Track down every line below that holds "offset" and copy it.

─── GIVEN DATA

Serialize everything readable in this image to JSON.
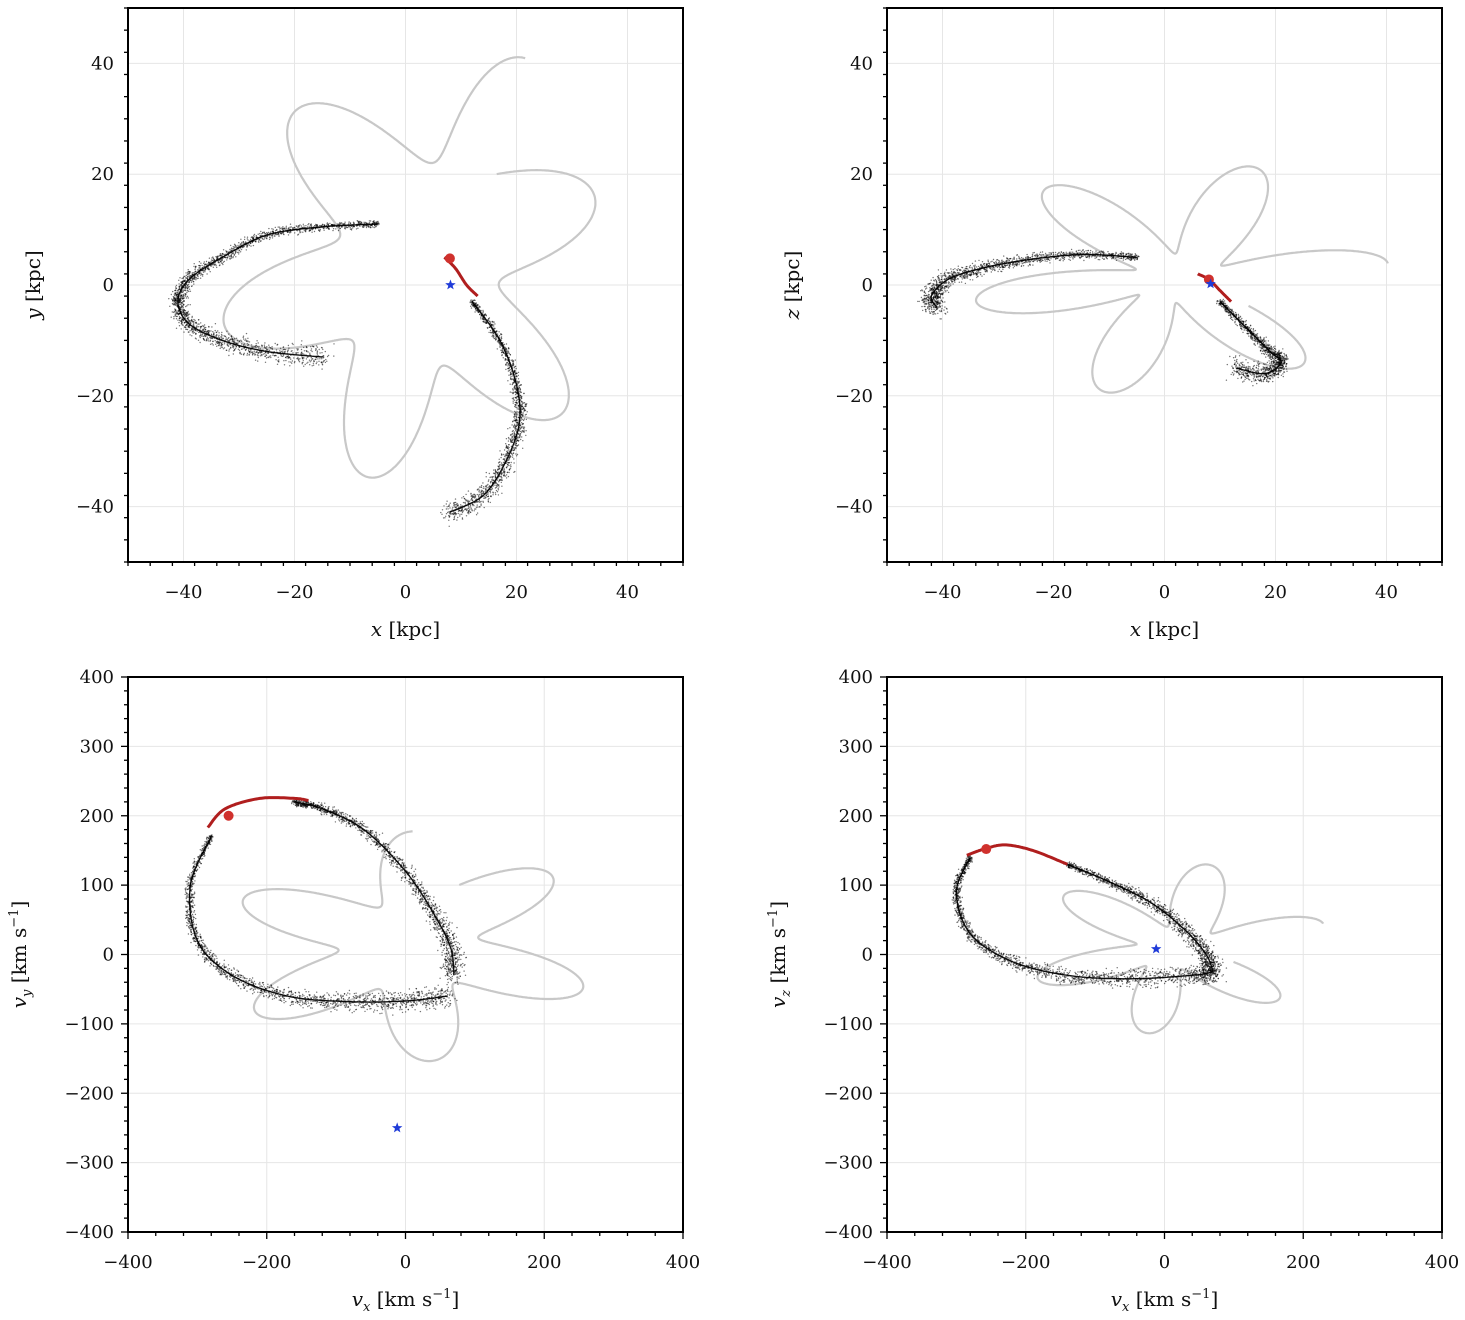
{
  "chart_data": [
    {
      "id": "xy",
      "type": "line",
      "xlabel": {
        "var": "x",
        "sub": "",
        "unit": " [kpc]",
        "sup": ""
      },
      "ylabel": {
        "var": "y",
        "sub": "",
        "unit": " [kpc]",
        "sup": ""
      },
      "xlim": [
        -50,
        50
      ],
      "ylim": [
        -50,
        50
      ],
      "xticks": [
        -40,
        -20,
        0,
        20,
        40
      ],
      "yticks": [
        -40,
        -20,
        0,
        20,
        40
      ],
      "xticklabels": [
        "−40",
        "−20",
        "0",
        "20",
        "40"
      ],
      "yticklabels": [
        "−40",
        "−20",
        "0",
        "20",
        "40"
      ],
      "minor": 5,
      "rosette": {
        "name": "orbit",
        "color": "#c8c8c8",
        "petals": 5,
        "lobe_long": 44,
        "lobe_short": 22,
        "offset": 12,
        "start_deg": 75
      },
      "stream": [
        [
          -5,
          11
        ],
        [
          -15,
          10.5
        ],
        [
          -25,
          9
        ],
        [
          -33,
          5
        ],
        [
          -39,
          1
        ],
        [
          -41,
          -3
        ],
        [
          -39,
          -7
        ],
        [
          -33,
          -10
        ],
        [
          -25,
          -12
        ],
        [
          -15,
          -13
        ]
      ],
      "stream2": [
        [
          12,
          -3
        ],
        [
          17,
          -10
        ],
        [
          20,
          -18
        ],
        [
          20.5,
          -25
        ],
        [
          18,
          -32
        ],
        [
          14,
          -38
        ],
        [
          8,
          -41
        ]
      ],
      "red_track": [
        [
          7,
          5
        ],
        [
          9,
          3
        ],
        [
          11,
          0
        ],
        [
          13,
          -2
        ]
      ],
      "progenitor": {
        "x": 8,
        "y": 4.8,
        "color": "#d0312d"
      },
      "sun": {
        "x": 8.1,
        "y": 0,
        "color": "#1f3bd8"
      }
    },
    {
      "id": "xz",
      "type": "line",
      "xlabel": {
        "var": "x",
        "sub": "",
        "unit": " [kpc]",
        "sup": ""
      },
      "ylabel": {
        "var": "z",
        "sub": "",
        "unit": " [kpc]",
        "sup": ""
      },
      "xlim": [
        -50,
        50
      ],
      "ylim": [
        -50,
        50
      ],
      "xticks": [
        -40,
        -20,
        0,
        20,
        40
      ],
      "yticks": [
        -40,
        -20,
        0,
        20,
        40
      ],
      "xticklabels": [
        "−40",
        "−20",
        "0",
        "20",
        "40"
      ],
      "yticklabels": [
        "−40",
        "−20",
        "0",
        "20",
        "40"
      ],
      "minor": 5,
      "rosette": {
        "name": "orbit",
        "color": "#c8c8c8",
        "petals": 5,
        "lobe_long": 40,
        "lobe_short": 9,
        "offset": 4,
        "start_deg": 10
      },
      "stream": [
        [
          -5,
          5
        ],
        [
          -15,
          5.5
        ],
        [
          -25,
          4.5
        ],
        [
          -33,
          3
        ],
        [
          -39,
          1
        ],
        [
          -42,
          -2
        ],
        [
          -41,
          -4
        ]
      ],
      "stream2": [
        [
          10,
          -3
        ],
        [
          15,
          -8
        ],
        [
          19,
          -12
        ],
        [
          21,
          -14
        ],
        [
          18,
          -16
        ],
        [
          13,
          -15
        ]
      ],
      "red_track": [
        [
          6,
          2
        ],
        [
          8,
          1
        ],
        [
          10,
          -1
        ],
        [
          12,
          -3
        ]
      ],
      "progenitor": {
        "x": 8,
        "y": 1,
        "color": "#d0312d"
      },
      "sun": {
        "x": 8.3,
        "y": 0.2,
        "color": "#1f3bd8"
      }
    },
    {
      "id": "vxvy",
      "type": "line",
      "xlabel": {
        "var": "v",
        "sub": "x",
        "unit": " [km s",
        "sup": "−1",
        "close": "]"
      },
      "ylabel": {
        "var": "v",
        "sub": "y",
        "unit": " [km s",
        "sup": "−1",
        "close": "]"
      },
      "xlim": [
        -400,
        400
      ],
      "ylim": [
        -400,
        400
      ],
      "xticks": [
        -400,
        -200,
        0,
        200,
        400
      ],
      "yticks": [
        -400,
        -300,
        -200,
        -100,
        0,
        100,
        200,
        300,
        400
      ],
      "xticklabels": [
        "−400",
        "−200",
        "0",
        "200",
        "400"
      ],
      "yticklabels": [
        "−400",
        "−300",
        "−200",
        "−100",
        "0",
        "100",
        "200",
        "300",
        "400"
      ],
      "minor": 5,
      "rosette": {
        "name": "orbit",
        "color": "#c8c8c8",
        "petals": 5,
        "lobe_long": 310,
        "lobe_short": 130,
        "offset": 40,
        "start_deg": 95
      },
      "stream": [
        [
          -160,
          220
        ],
        [
          -120,
          210
        ],
        [
          -60,
          180
        ],
        [
          0,
          120
        ],
        [
          40,
          60
        ],
        [
          65,
          10
        ],
        [
          70,
          -30
        ]
      ],
      "stream2": [
        [
          -280,
          170
        ],
        [
          -310,
          100
        ],
        [
          -300,
          20
        ],
        [
          -250,
          -30
        ],
        [
          -170,
          -60
        ],
        [
          -80,
          -68
        ],
        [
          0,
          -67
        ],
        [
          60,
          -60
        ]
      ],
      "red_track": [
        [
          -285,
          183
        ],
        [
          -260,
          210
        ],
        [
          -210,
          225
        ],
        [
          -160,
          225
        ],
        [
          -140,
          222
        ]
      ],
      "progenitor": {
        "x": -255,
        "y": 200,
        "color": "#d0312d"
      },
      "sun": {
        "x": -12,
        "y": -250,
        "color": "#1f3bd8"
      }
    },
    {
      "id": "vxvz",
      "type": "line",
      "xlabel": {
        "var": "v",
        "sub": "x",
        "unit": " [km s",
        "sup": "−1",
        "close": "]"
      },
      "ylabel": {
        "var": "v",
        "sub": "z",
        "unit": " [km s",
        "sup": "−1",
        "close": "]"
      },
      "xlim": [
        -400,
        400
      ],
      "ylim": [
        -400,
        400
      ],
      "xticks": [
        -400,
        -200,
        0,
        200,
        400
      ],
      "yticks": [
        -400,
        -300,
        -200,
        -100,
        0,
        100,
        200,
        300,
        400
      ],
      "xticklabels": [
        "−400",
        "−200",
        "0",
        "200",
        "400"
      ],
      "yticklabels": [
        "−400",
        "−300",
        "−200",
        "−100",
        "0",
        "100",
        "200",
        "300",
        "400"
      ],
      "minor": 5,
      "rosette": {
        "name": "orbit",
        "color": "#c8c8c8",
        "petals": 5,
        "lobe_long": 230,
        "lobe_short": 65,
        "offset": 30,
        "start_deg": 20
      },
      "stream": [
        [
          -140,
          130
        ],
        [
          -80,
          105
        ],
        [
          -20,
          75
        ],
        [
          30,
          35
        ],
        [
          60,
          0
        ],
        [
          70,
          -25
        ]
      ],
      "stream2": [
        [
          -280,
          140
        ],
        [
          -300,
          90
        ],
        [
          -280,
          30
        ],
        [
          -220,
          -10
        ],
        [
          -140,
          -30
        ],
        [
          -50,
          -35
        ],
        [
          40,
          -30
        ],
        [
          70,
          -25
        ]
      ],
      "red_track": [
        [
          -285,
          143
        ],
        [
          -260,
          152
        ],
        [
          -230,
          158
        ],
        [
          -190,
          150
        ],
        [
          -140,
          130
        ]
      ],
      "progenitor": {
        "x": -257,
        "y": 152,
        "color": "#d0312d"
      },
      "sun": {
        "x": -12,
        "y": 8,
        "color": "#1f3bd8"
      }
    }
  ]
}
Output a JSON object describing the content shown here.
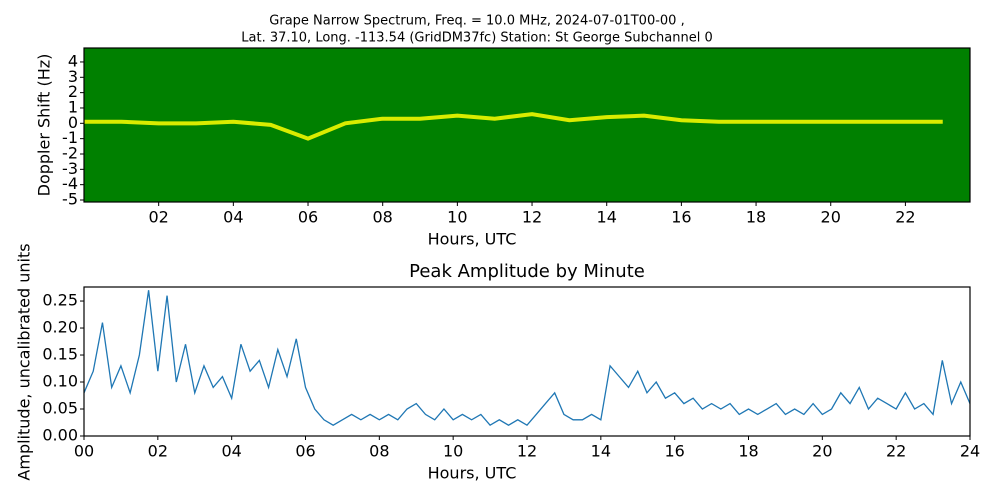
{
  "chart_data": [
    {
      "type": "spectrogram",
      "title": [
        "Grape Narrow Spectrum, Freq. = 10.0 MHz, 2024-07-01T00-00 ,",
        "Lat.  37.10, Long. -113.54 (GridDM37fc) Station: St George Subchannel 0"
      ],
      "x_label": "Hours, UTC",
      "y_label": "Doppler Shift (Hz)",
      "x": [
        0,
        1,
        2,
        3,
        4,
        5,
        6,
        7,
        8,
        9,
        10,
        11,
        12,
        13,
        14,
        15,
        16,
        17,
        18,
        19,
        20,
        21,
        22,
        23
      ],
      "values": [
        0.1,
        0.1,
        0,
        0,
        0.1,
        -0.1,
        -1,
        0,
        0.3,
        0.3,
        0.5,
        0.3,
        0.6,
        0.2,
        0.4,
        0.5,
        0.2,
        0.1,
        0.1,
        0.1,
        0.1,
        0.1,
        0.1,
        0.1
      ],
      "color": "#ffff00",
      "background": "#008000",
      "xlim": [
        0,
        23.73
      ],
      "ylim": [
        -5.13,
        4.91
      ],
      "xticks": [
        {
          "value": 2,
          "label": "02"
        },
        {
          "value": 4,
          "label": "04"
        },
        {
          "value": 6,
          "label": "06"
        },
        {
          "value": 8,
          "label": "08"
        },
        {
          "value": 10,
          "label": "10"
        },
        {
          "value": 12,
          "label": "12"
        },
        {
          "value": 14,
          "label": "14"
        },
        {
          "value": 16,
          "label": "16"
        },
        {
          "value": 18,
          "label": "18"
        },
        {
          "value": 20,
          "label": "20"
        },
        {
          "value": 22,
          "label": "22"
        }
      ],
      "yticks": [
        -5,
        -4,
        -3,
        -2,
        -1,
        0,
        1,
        2,
        3,
        4
      ]
    },
    {
      "type": "line",
      "title": [
        "Peak Amplitude by Minute"
      ],
      "x_label": "Hours, UTC",
      "y_label": "Amplitude, uncalibrated units",
      "x": [
        0,
        0.25,
        0.5,
        0.75,
        1,
        1.25,
        1.5,
        1.75,
        2,
        2.25,
        2.5,
        2.75,
        3,
        3.25,
        3.5,
        3.75,
        4,
        4.25,
        4.5,
        4.75,
        5,
        5.25,
        5.5,
        5.75,
        6,
        6.25,
        6.5,
        6.75,
        7,
        7.25,
        7.5,
        7.75,
        8,
        8.25,
        8.5,
        8.75,
        9,
        9.25,
        9.5,
        9.75,
        10,
        10.25,
        10.5,
        10.75,
        11,
        11.25,
        11.5,
        11.75,
        12,
        12.25,
        12.5,
        12.75,
        13,
        13.25,
        13.5,
        13.75,
        14,
        14.25,
        14.5,
        14.75,
        15,
        15.25,
        15.5,
        15.75,
        16,
        16.25,
        16.5,
        16.75,
        17,
        17.25,
        17.5,
        17.75,
        18,
        18.25,
        18.5,
        18.75,
        19,
        19.25,
        19.5,
        19.75,
        20,
        20.25,
        20.5,
        20.75,
        21,
        21.25,
        21.5,
        21.75,
        22,
        22.25,
        22.5,
        22.75,
        23,
        23.25,
        23.5,
        23.75,
        24
      ],
      "values": [
        0.08,
        0.12,
        0.21,
        0.09,
        0.13,
        0.08,
        0.15,
        0.27,
        0.12,
        0.26,
        0.1,
        0.17,
        0.08,
        0.13,
        0.09,
        0.11,
        0.07,
        0.17,
        0.12,
        0.14,
        0.09,
        0.16,
        0.11,
        0.18,
        0.09,
        0.05,
        0.03,
        0.02,
        0.03,
        0.04,
        0.03,
        0.04,
        0.03,
        0.04,
        0.03,
        0.05,
        0.06,
        0.04,
        0.03,
        0.05,
        0.03,
        0.04,
        0.03,
        0.04,
        0.02,
        0.03,
        0.02,
        0.03,
        0.02,
        0.04,
        0.06,
        0.08,
        0.04,
        0.03,
        0.03,
        0.04,
        0.03,
        0.13,
        0.11,
        0.09,
        0.12,
        0.08,
        0.1,
        0.07,
        0.08,
        0.06,
        0.07,
        0.05,
        0.06,
        0.05,
        0.06,
        0.04,
        0.05,
        0.04,
        0.05,
        0.06,
        0.04,
        0.05,
        0.04,
        0.06,
        0.04,
        0.05,
        0.08,
        0.06,
        0.09,
        0.05,
        0.07,
        0.06,
        0.05,
        0.08,
        0.05,
        0.06,
        0.04,
        0.14,
        0.06,
        0.1,
        0.06
      ],
      "color": "#1f77b4",
      "xlim": [
        0,
        24
      ],
      "ylim": [
        0,
        0.276
      ],
      "xticks": [
        {
          "value": 0,
          "label": "00"
        },
        {
          "value": 2,
          "label": "02"
        },
        {
          "value": 4,
          "label": "04"
        },
        {
          "value": 6,
          "label": "06"
        },
        {
          "value": 8,
          "label": "08"
        },
        {
          "value": 10,
          "label": "10"
        },
        {
          "value": 12,
          "label": "12"
        },
        {
          "value": 14,
          "label": "14"
        },
        {
          "value": 16,
          "label": "16"
        },
        {
          "value": 18,
          "label": "18"
        },
        {
          "value": 20,
          "label": "20"
        },
        {
          "value": 22,
          "label": "22"
        },
        {
          "value": 24,
          "label": "24"
        }
      ],
      "yticks": [
        {
          "value": 0,
          "label": "0.00"
        },
        0.05,
        {
          "value": 0.1,
          "label": "0.10"
        },
        0.15,
        {
          "value": 0.2,
          "label": "0.20"
        },
        0.25
      ]
    }
  ]
}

──────

- **TASK RESPONSE**:
        "offset": 12,
        "offset": 4,
        "offset": 40,
        "offset": 30,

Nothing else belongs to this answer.